Can you render the lines below as a JSON list of strings, one string per line, with any blank lines left out?

....

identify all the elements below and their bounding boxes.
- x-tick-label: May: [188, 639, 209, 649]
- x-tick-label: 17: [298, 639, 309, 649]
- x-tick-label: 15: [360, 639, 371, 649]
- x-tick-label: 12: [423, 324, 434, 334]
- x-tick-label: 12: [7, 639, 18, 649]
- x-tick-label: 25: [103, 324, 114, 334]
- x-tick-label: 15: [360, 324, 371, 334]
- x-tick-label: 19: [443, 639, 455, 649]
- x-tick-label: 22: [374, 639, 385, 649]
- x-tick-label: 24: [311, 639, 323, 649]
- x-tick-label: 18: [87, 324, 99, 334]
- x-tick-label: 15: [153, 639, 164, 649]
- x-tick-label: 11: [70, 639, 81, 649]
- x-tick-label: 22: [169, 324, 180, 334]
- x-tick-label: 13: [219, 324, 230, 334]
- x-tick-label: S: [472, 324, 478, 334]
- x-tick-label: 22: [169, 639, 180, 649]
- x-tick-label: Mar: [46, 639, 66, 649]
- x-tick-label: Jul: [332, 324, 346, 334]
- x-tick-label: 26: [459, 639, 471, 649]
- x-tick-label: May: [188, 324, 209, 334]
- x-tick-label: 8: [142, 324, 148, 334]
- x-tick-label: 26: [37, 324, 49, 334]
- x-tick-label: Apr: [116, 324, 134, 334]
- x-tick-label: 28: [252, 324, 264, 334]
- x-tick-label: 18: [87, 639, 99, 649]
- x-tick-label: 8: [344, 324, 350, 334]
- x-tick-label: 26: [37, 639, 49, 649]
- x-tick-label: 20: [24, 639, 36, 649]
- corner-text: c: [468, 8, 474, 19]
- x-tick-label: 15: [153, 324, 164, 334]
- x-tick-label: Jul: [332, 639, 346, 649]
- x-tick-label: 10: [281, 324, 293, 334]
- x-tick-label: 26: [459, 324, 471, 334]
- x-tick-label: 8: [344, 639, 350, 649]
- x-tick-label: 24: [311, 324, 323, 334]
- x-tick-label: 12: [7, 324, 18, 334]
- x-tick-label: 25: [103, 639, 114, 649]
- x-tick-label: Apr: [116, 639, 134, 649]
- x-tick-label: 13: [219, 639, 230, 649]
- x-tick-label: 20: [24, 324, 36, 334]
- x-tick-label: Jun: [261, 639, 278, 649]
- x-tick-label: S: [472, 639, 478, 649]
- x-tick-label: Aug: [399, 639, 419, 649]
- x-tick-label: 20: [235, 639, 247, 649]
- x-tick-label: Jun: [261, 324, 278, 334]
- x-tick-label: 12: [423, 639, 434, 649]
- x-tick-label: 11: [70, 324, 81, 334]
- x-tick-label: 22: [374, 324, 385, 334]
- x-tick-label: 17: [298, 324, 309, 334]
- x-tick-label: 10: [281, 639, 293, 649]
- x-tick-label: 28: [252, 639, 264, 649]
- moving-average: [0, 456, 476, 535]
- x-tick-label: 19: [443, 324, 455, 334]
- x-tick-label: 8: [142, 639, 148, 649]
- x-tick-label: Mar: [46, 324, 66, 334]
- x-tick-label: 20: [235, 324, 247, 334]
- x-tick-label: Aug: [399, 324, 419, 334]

....

◆ **Complete response**
[
  "identify all the elements below and their bounding boxes.",
  "- x-tick-label: May: [188, 639, 209, 649]",
  "- x-tick-label: 17: [298, 639, 309, 649]",
  "- x-tick-label: 15: [360, 639, 371, 649]",
  "- x-tick-label: 12: [423, 324, 434, 334]",
  "- x-tick-label: 12: [7, 639, 18, 649]",
  "- x-tick-label: 25: [103, 324, 114, 334]",
  "- x-tick-label: 15: [360, 324, 371, 334]",
  "- x-tick-label: 19: [443, 639, 455, 649]",
  "- x-tick-label: 22: [374, 639, 385, 649]",
  "- x-tick-label: 24: [311, 639, 323, 649]",
  "- x-tick-label: 18: [87, 324, 99, 334]",
  "- x-tick-label: 15: [153, 639, 164, 649]",
  "- x-tick-label: 11: [70, 639, 81, 649]",
  "- x-tick-label: 22: [169, 324, 180, 334]",
  "- x-tick-label: 13: [219, 324, 230, 334]",
  "- x-tick-label: S: [472, 324, 478, 334]",
  "- x-tick-label: 22: [169, 639, 180, 649]",
  "- x-tick-label: Mar: [46, 639, 66, 649]",
  "- x-tick-label: Jul: [332, 324, 346, 334]",
  "- x-tick-label: 26: [459, 639, 471, 649]",
  "- x-tick-label: May: [188, 324, 209, 334]",
  "- x-tick-label: 8: [142, 324, 148, 334]",
  "- x-tick-label: 26: [37, 324, 49, 334]",
  "- x-tick-label: Apr: [116, 324, 134, 334]",
  "- x-tick-label: 28: [252, 324, 264, 334]",
  "- x-tick-label: 18: [87, 639, 99, 649]",
  "- x-tick-label: 8: [344, 324, 350, 334]",
  "- x-tick-label: 26: [37, 639, 49, 649]",
  "- x-tick-label: 20: [24, 639, 36, 649]",
  "- corner-text: c: [468, 8, 474, 19]",
  "- x-tick-label: 15: [153, 324, 164, 334]",
  "- x-tick-label: Jul: [332, 639, 346, 649]",
  "- x-tick-label: 10: [281, 324, 293, 334]",
  "- x-tick-label: 26: [459, 324, 471, 334]",
  "- x-tick-label: 8: [344, 639, 350, 649]",
  "- x-tick-label: 24: [311, 324, 323, 334]",
  "- x-tick-label: 12: [7, 324, 18, 334]",
  "- x-tick-label: 25: [103, 639, 114, 649]",
  "- x-tick-label: Apr: [116, 639, 134, 649]",
  "- x-tick-label: 13: [219, 639, 230, 649]",
  "- x-tick-label: 20: [24, 324, 36, 334]",
  "- x-tick-label: Jun: [261, 639, 278, 649]",
  "- x-tick-label: S: [472, 639, 478, 649]",
  "- x-tick-label: Aug: [399, 639, 419, 649]",
  "- x-tick-label: 20: [235, 639, 247, 649]",
  "- x-tick-label: Jun: [261, 324, 278, 334]",
  "- x-tick-label: 12: [423, 639, 434, 649]",
  "- x-tick-label: 11: [70, 324, 81, 334]",
  "- x-tick-label: 22: [374, 324, 385, 334]",
  "- x-tick-label: 17: [298, 324, 309, 334]",
  "- x-tick-label: 10: [281, 639, 293, 649]",
  "- x-tick-label: 28: [252, 639, 264, 649]",
  "- moving-average: [0, 456, 476, 535]",
  "- x-tick-label: 19: [443, 324, 455, 334]",
  "- x-tick-label: 8: [142, 639, 148, 649]",
  "- x-tick-label: Mar: [46, 324, 66, 334]",
  "- x-tick-label: 20: [235, 324, 247, 334]",
  "- x-tick-label: Aug: [399, 324, 419, 334]"
]